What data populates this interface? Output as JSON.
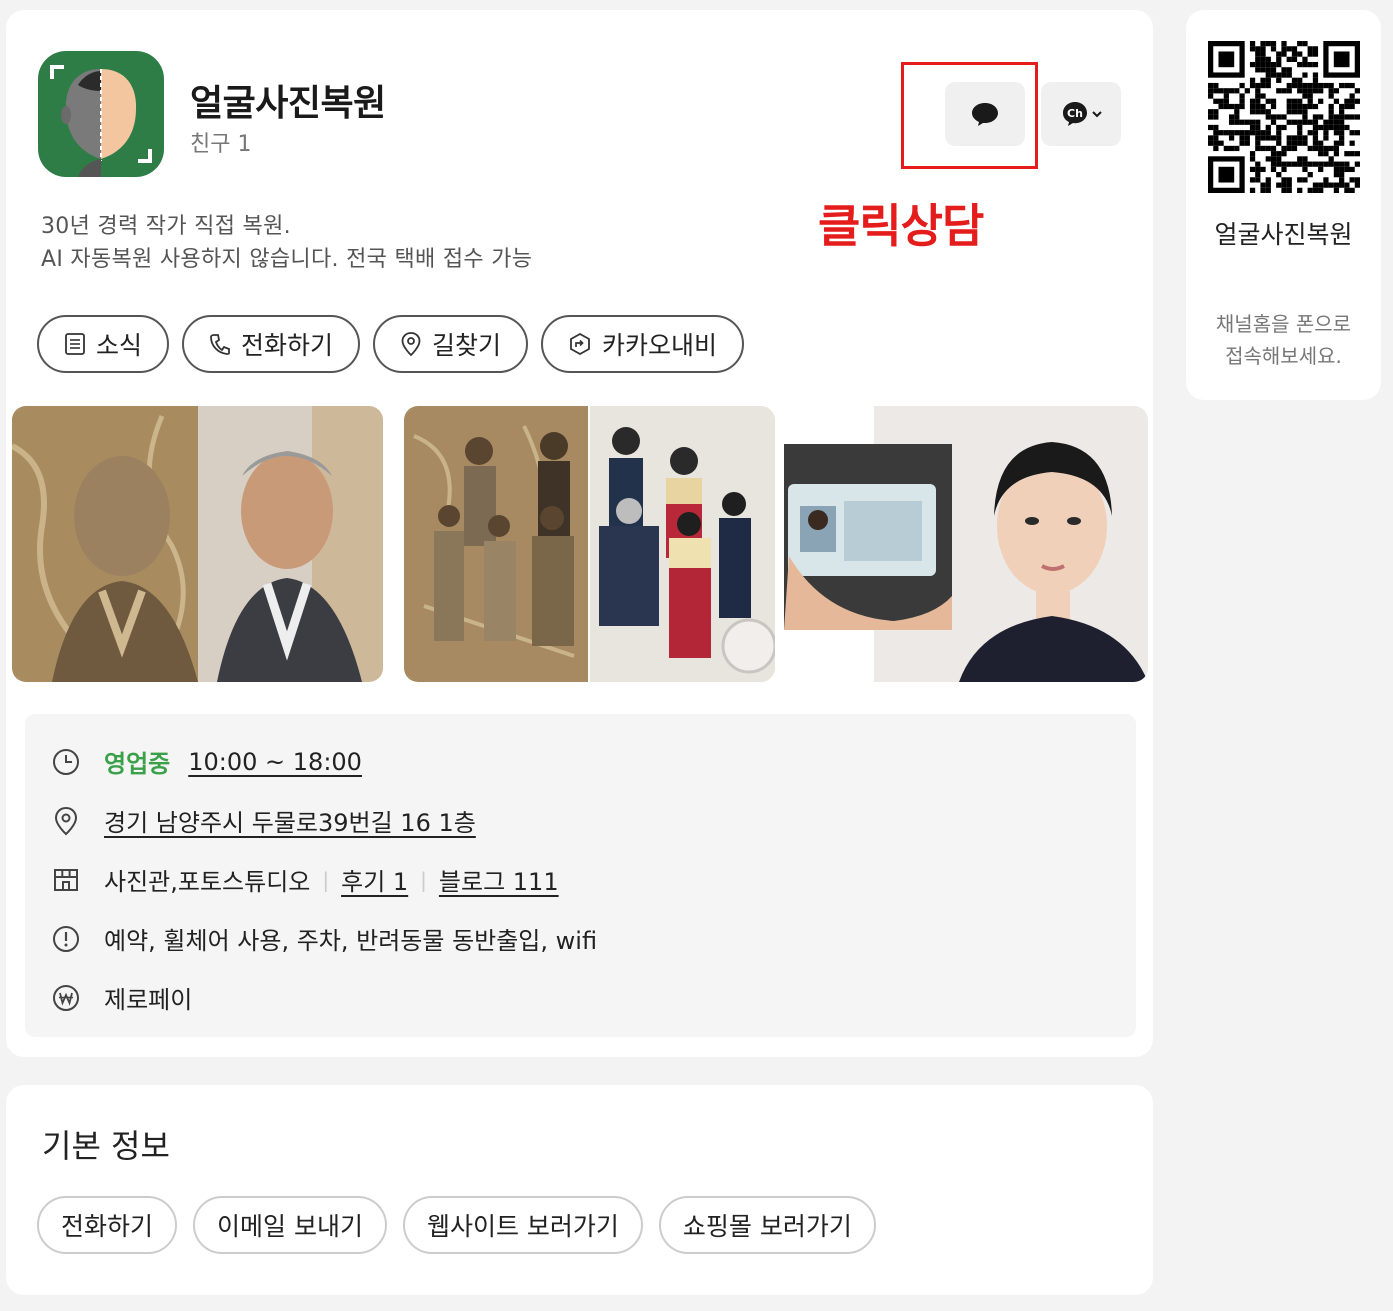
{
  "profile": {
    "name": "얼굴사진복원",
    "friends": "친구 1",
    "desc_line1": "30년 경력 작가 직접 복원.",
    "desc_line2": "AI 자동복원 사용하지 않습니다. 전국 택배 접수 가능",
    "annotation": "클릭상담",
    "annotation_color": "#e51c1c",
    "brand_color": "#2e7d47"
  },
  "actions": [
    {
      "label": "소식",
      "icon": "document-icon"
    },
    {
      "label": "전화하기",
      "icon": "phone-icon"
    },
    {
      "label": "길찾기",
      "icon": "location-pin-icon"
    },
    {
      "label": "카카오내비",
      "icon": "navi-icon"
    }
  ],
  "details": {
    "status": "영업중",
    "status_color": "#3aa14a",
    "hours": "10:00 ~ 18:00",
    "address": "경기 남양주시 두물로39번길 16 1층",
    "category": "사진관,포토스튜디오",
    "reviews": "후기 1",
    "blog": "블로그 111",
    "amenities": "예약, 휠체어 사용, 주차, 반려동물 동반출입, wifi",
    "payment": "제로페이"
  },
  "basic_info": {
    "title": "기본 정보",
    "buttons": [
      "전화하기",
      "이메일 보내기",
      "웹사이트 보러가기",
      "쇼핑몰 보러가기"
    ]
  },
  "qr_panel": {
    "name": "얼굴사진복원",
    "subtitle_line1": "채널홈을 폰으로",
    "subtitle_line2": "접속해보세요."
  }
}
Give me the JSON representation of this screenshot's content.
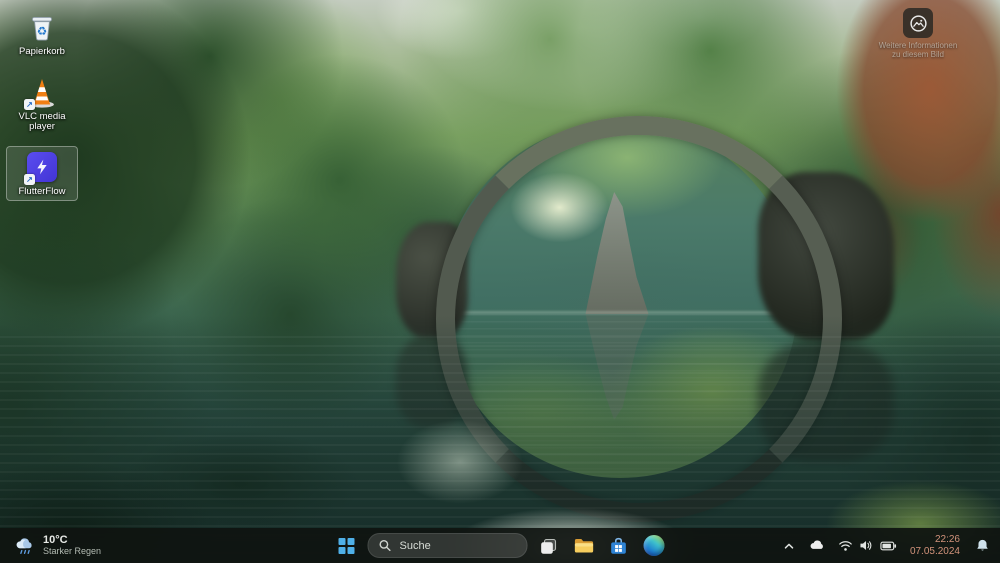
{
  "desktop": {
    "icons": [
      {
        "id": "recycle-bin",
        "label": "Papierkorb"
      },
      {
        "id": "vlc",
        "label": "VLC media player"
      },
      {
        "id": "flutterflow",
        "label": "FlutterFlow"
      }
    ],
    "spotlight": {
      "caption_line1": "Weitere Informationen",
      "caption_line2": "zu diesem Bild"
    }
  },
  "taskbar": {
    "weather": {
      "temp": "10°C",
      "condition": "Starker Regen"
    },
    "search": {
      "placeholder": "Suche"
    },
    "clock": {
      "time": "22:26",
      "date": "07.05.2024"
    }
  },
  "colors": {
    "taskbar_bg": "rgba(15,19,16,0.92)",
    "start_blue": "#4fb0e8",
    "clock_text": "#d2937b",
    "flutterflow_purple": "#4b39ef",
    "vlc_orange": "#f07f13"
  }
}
● ● ● ● ●
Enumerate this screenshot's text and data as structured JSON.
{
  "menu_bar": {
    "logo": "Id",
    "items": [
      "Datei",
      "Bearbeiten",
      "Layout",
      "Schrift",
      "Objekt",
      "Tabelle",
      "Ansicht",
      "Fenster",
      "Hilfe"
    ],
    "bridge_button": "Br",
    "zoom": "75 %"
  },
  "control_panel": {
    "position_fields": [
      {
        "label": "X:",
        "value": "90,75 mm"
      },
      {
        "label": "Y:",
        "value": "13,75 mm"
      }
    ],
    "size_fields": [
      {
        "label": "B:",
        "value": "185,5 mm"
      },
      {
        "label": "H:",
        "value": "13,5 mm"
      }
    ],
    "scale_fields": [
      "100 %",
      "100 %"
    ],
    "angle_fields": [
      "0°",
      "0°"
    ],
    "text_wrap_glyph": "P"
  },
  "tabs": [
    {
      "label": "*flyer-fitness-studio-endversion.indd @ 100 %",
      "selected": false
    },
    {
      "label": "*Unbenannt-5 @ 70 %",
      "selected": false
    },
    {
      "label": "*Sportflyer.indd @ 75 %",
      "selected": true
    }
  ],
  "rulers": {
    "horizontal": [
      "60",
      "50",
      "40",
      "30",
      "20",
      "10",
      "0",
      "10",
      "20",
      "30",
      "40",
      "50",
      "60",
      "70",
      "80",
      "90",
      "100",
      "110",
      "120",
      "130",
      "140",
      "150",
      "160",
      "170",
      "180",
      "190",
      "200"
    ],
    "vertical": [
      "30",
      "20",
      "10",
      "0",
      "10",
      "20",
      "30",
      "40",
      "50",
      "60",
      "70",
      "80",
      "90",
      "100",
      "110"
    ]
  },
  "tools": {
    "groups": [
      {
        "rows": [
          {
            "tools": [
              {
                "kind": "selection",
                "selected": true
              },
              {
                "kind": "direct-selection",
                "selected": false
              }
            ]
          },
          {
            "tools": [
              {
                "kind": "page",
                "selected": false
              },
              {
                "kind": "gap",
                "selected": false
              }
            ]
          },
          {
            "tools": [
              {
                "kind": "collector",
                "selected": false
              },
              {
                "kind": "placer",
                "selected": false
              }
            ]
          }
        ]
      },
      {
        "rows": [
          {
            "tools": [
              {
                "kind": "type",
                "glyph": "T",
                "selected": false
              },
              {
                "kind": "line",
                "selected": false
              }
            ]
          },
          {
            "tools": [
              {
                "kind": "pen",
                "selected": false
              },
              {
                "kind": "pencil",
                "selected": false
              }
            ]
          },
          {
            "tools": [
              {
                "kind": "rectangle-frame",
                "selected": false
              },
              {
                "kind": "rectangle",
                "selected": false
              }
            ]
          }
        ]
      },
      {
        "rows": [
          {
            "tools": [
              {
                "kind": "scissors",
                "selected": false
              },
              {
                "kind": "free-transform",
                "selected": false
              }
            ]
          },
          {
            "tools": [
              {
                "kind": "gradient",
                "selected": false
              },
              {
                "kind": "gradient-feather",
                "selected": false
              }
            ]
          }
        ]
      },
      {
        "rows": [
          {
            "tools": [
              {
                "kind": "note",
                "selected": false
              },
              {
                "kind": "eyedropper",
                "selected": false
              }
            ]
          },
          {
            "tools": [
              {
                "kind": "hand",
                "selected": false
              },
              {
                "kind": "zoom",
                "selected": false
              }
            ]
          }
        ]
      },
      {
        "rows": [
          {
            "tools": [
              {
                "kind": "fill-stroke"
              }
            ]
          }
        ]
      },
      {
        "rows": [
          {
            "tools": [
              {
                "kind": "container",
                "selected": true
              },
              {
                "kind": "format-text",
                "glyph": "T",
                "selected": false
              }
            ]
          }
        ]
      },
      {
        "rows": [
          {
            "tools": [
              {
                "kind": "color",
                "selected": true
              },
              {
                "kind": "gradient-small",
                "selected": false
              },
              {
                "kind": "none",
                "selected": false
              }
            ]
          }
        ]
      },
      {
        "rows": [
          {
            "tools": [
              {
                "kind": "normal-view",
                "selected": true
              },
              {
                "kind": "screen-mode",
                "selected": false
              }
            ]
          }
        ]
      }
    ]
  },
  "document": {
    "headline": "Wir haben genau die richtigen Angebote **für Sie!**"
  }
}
● ● ● ● ●
TASK INSTRUCTIONS »
Return every line in the listing that contains the word "value".

SOLUTION FOR THIS TASK »
        "value": "90,75 mm"
        "value": "13,75 mm"
        "value": "185,5 mm"
        "value": "13,5 mm"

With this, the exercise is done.